▶ Written problem: Below are some records. How many of their lines contain the string "icon"? Give the number only.

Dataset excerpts

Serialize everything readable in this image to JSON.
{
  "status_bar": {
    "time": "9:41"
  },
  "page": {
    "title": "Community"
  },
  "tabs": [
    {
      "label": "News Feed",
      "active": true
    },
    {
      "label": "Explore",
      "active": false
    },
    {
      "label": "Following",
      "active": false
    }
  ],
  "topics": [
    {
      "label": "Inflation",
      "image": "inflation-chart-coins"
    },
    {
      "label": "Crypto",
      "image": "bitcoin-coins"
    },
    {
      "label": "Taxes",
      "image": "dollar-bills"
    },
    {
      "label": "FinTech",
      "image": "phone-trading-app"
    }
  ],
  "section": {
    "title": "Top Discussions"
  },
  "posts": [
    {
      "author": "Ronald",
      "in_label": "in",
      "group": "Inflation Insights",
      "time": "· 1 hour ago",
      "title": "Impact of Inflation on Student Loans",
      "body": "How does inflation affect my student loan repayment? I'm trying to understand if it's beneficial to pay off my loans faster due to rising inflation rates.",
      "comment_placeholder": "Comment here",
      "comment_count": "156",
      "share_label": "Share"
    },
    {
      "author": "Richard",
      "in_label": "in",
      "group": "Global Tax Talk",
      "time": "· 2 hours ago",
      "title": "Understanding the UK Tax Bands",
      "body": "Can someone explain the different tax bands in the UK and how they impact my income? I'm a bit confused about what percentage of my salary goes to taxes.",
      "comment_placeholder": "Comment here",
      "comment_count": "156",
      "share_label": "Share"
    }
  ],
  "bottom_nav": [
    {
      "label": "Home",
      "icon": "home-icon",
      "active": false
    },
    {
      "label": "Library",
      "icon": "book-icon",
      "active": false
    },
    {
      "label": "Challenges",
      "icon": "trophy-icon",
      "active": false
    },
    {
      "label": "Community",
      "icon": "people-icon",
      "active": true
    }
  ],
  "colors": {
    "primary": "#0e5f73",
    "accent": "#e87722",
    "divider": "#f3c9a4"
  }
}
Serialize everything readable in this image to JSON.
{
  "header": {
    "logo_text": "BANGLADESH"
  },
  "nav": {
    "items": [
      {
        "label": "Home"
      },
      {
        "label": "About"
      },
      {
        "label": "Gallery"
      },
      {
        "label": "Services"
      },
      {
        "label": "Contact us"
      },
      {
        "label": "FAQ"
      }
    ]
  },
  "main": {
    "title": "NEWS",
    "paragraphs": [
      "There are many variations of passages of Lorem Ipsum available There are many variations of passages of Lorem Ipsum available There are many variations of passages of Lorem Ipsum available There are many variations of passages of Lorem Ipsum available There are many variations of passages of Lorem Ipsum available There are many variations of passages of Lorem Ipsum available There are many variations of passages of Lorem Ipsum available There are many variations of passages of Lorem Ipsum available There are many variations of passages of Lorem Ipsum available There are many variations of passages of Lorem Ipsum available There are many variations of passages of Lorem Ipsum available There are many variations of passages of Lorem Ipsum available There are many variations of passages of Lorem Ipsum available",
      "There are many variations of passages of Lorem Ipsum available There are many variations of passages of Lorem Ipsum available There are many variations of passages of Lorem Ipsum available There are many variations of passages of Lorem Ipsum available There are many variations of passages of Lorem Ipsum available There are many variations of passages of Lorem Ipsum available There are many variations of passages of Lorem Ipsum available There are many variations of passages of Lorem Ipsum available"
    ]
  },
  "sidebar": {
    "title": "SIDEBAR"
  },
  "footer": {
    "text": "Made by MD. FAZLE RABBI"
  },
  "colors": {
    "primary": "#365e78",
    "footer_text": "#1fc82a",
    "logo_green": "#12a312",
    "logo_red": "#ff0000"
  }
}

▶ Solution to the problem: 4